PASSAGE SHOWN —
####
The counsel for the petitioner has drawn the attention of the High Court to a satellite image and explained that on either side of the Kosi River, there are forest areas. The elephants come to the river to meet their water requirements, and also cross the river to go to the other part of the forest. However, on account of construction of road as well as resorts along the river, the movement of the elephants has been obstructed and there have been numerous instances, where man and elephant conflict has taken place. Some of them have been tabulated by the petitioner. Due to construction of the resorts, the corridors, traditionally used by the elephants, have been obstructed.
“Elephants are intelligent animals and they have also tried to adapt to the changes which have come about in the topology. They have started using areas, which are still available as a corridor for movement to cross-over the river and move from Jim Corbett National Park to the forest falling in Ramnagar Division, and vice versa. On account of the heavy traffic in Ramnagar Mohaan Road during the day, they have started crossing the road mostly in the night,” the Court observed.
In light of the aforesaid judgment of the Supreme Court and the facts taken note of hereinabove, the High Court directed the respondent authorities as follows:-
(i) The Court directed the Union Government (Director Project Elephant Ministry of Environment Forest and Climate Change) to consider declaring the elephant corridors in the Jim Corbett National Park/ Ramnagar Forest as ‘Eco-sensitive zones’ under the Environment Protection Act.
(ii) The Court directed the respondent-authorities not to allow construction in any form like hotels, resorts, restaurants etc. which fall within the identified elephant corridors in the area in question.
(iii) The Court further directed the respondent-authorities to protect the already identified elephant corridors in the area.
(iv) The Court directed the respondent-authorities to depute competent and sufficient staff on either side of the elephant corridors to ensure safe passage to the elephants in the night hours between 10:00 PM to 04:00 AM through the identified elephant corridors.
(v) The Court further directed the respondents not to allow, or undertake, any further road construction which cuts across the identified elephant corridors without providing adequate infrastructure to allow unobstructed and safe movement of wild elephants across such roads.
(vi) The Court has already directed the respondents not to use chilli powder to prevent movement of elephants in their corridors. “The said direction shall continue and the respondents are also restrained from using any other obstructive methods to prevent movement of wild elephants in the corridors by using gun-shots and electric fence. “
(vii) The Court directed the state government, if necessary, to take steps to acquire land falling in the revenue area to maintain the identified elephant corridors.
(viii) Each of the respondent, which is charged with the responsibility to implement the aforesaid directions, and each of them shall ensure strict compliance of the same.
(ix) The respondents are directed by the High Court to file their compliance report on or before 08.12.2022.
The matter has been listed on 08.12.2022 for further hearing.
####
DATASET EXCERPTS —

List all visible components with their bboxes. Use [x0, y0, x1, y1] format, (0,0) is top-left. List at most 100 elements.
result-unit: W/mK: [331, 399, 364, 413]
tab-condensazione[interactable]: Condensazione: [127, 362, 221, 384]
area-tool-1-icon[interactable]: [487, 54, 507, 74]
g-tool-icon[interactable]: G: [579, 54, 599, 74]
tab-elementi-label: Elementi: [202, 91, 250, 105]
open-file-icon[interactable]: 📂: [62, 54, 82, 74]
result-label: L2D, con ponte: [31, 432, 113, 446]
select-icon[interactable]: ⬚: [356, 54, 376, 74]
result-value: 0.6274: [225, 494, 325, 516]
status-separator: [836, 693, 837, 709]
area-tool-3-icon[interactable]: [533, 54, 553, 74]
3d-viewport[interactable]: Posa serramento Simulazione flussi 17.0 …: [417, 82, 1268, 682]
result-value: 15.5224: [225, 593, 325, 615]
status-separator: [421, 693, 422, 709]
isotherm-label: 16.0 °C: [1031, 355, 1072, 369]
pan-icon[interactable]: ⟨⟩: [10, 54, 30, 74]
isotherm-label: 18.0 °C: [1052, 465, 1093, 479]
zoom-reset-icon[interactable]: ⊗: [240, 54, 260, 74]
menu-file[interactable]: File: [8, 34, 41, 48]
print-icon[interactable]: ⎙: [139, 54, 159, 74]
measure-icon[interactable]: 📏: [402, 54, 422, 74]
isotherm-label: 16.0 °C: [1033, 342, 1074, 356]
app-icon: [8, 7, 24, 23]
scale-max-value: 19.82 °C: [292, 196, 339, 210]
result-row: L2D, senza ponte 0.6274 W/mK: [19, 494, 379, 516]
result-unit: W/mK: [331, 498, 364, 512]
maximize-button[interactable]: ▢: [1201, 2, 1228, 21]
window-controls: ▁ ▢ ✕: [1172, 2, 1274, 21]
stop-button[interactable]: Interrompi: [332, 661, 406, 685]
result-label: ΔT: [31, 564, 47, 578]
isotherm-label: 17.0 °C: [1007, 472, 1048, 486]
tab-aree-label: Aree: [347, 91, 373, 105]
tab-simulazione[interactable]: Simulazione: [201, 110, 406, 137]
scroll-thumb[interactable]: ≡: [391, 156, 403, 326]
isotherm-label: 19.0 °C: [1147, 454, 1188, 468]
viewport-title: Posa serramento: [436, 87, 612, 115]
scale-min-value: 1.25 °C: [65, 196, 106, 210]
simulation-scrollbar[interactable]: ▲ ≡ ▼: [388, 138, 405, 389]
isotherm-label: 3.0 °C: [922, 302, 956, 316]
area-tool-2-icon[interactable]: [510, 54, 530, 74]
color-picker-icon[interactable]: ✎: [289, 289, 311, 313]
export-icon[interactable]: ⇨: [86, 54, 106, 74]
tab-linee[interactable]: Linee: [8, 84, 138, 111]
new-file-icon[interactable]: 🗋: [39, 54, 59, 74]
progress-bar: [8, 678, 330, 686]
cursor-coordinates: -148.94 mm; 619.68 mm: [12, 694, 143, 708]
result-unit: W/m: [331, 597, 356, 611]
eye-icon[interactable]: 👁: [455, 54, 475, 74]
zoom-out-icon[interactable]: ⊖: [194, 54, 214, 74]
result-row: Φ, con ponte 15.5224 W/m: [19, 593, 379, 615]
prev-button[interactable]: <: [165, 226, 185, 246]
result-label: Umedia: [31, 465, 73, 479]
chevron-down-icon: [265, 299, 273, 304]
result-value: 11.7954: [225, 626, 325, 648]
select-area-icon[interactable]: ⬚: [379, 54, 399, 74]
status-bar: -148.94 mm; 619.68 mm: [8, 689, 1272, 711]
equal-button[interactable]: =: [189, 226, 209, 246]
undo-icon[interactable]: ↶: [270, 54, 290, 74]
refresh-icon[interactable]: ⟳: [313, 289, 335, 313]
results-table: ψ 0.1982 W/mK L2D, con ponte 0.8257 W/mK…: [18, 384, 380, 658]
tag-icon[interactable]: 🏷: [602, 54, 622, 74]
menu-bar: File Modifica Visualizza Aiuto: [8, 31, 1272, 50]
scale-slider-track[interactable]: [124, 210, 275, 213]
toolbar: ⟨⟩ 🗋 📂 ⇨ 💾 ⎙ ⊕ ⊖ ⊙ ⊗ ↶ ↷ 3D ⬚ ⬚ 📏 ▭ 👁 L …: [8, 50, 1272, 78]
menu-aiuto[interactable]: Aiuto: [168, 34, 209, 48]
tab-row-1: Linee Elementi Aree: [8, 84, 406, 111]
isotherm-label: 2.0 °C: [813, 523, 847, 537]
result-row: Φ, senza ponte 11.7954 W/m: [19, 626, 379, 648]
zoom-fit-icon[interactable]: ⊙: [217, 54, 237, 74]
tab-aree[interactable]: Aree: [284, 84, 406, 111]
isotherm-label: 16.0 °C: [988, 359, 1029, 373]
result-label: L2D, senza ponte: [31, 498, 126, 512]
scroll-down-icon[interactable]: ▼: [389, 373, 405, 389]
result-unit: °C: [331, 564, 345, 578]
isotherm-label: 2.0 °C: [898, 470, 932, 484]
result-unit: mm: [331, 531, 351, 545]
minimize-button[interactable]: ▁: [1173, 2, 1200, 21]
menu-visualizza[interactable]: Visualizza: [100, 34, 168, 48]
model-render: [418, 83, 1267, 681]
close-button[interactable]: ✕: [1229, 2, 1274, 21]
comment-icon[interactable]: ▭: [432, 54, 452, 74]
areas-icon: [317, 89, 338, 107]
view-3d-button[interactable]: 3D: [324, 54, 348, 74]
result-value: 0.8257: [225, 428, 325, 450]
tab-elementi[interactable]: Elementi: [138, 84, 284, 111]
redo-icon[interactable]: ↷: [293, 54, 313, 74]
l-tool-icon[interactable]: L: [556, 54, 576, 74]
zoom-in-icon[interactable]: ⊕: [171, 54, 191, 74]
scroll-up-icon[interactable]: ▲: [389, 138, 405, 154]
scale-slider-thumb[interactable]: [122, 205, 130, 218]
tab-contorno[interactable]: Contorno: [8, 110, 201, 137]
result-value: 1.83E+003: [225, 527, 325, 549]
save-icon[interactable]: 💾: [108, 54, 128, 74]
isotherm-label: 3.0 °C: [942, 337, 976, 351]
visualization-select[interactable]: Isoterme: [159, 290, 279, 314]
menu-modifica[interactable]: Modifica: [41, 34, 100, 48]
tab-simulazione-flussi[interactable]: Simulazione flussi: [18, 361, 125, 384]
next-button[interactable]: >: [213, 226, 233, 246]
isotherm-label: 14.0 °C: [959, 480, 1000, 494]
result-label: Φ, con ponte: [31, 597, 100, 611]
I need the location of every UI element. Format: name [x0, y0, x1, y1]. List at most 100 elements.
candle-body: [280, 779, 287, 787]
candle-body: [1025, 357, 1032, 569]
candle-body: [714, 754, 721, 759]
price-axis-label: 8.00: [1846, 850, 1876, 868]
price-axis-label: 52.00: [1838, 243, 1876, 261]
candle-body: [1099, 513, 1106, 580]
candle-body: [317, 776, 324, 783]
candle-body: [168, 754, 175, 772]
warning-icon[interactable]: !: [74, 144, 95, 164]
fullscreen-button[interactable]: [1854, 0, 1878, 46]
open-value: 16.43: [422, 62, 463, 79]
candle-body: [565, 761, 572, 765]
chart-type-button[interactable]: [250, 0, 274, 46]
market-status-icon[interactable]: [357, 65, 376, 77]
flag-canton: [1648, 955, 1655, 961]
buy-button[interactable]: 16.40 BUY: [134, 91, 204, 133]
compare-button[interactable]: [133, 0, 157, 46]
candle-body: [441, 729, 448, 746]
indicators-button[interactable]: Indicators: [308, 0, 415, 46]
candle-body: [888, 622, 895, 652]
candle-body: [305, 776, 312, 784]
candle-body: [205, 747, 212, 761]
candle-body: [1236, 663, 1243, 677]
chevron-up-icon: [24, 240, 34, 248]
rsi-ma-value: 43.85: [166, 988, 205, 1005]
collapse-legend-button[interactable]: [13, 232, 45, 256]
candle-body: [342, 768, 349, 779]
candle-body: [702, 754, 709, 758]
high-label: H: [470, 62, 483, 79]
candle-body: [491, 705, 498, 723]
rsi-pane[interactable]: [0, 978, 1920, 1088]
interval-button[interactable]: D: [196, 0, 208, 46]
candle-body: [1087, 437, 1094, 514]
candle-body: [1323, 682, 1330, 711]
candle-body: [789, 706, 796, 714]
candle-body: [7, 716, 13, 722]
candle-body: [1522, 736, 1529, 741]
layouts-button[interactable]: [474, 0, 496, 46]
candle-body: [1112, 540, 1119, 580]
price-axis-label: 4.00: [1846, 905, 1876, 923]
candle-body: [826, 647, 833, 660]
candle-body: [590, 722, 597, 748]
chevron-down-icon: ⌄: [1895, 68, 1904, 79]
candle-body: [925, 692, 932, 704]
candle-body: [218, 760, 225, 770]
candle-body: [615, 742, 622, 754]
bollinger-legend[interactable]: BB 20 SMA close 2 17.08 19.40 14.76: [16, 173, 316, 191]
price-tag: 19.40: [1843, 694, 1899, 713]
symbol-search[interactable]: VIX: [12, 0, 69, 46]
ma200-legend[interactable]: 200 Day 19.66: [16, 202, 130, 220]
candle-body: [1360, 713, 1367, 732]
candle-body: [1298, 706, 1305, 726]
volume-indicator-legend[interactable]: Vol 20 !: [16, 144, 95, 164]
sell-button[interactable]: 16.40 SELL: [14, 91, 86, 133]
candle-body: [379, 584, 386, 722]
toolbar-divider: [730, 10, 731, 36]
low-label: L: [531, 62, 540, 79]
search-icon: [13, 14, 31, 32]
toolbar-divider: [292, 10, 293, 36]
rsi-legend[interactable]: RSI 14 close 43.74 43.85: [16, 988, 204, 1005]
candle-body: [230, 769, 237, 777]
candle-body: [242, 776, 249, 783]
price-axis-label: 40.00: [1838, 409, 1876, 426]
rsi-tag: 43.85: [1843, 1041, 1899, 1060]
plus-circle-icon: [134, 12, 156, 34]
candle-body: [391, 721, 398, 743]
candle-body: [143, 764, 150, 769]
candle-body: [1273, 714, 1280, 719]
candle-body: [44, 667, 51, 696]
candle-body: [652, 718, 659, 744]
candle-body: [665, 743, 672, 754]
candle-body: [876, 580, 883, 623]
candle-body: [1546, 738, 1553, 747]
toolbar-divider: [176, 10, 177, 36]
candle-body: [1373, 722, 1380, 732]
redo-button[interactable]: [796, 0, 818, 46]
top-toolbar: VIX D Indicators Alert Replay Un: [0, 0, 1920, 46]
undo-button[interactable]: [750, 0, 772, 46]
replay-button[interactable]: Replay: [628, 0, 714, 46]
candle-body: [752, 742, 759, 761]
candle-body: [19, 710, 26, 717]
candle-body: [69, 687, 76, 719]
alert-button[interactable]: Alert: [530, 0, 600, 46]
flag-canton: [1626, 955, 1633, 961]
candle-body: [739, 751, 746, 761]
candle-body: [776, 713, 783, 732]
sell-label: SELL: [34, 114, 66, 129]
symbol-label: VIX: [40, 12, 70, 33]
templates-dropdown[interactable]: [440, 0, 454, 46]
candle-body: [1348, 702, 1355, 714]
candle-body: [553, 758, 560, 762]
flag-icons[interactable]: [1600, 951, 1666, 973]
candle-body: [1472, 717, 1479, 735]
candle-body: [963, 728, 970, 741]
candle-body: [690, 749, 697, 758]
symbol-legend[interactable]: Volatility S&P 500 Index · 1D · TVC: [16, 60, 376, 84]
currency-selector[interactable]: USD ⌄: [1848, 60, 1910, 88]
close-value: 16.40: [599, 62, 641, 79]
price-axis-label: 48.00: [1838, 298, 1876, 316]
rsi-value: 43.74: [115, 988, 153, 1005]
####
WORK INSTRUCTION — In the text about elephant corridors, during which night hours must staff ensure safe passage for the elephants? The records are separate material and don't relate to the text about elephant corridors.

SOLUTION FOR THIS PROBLEM — Between 10:00 PM and 04:00 AM.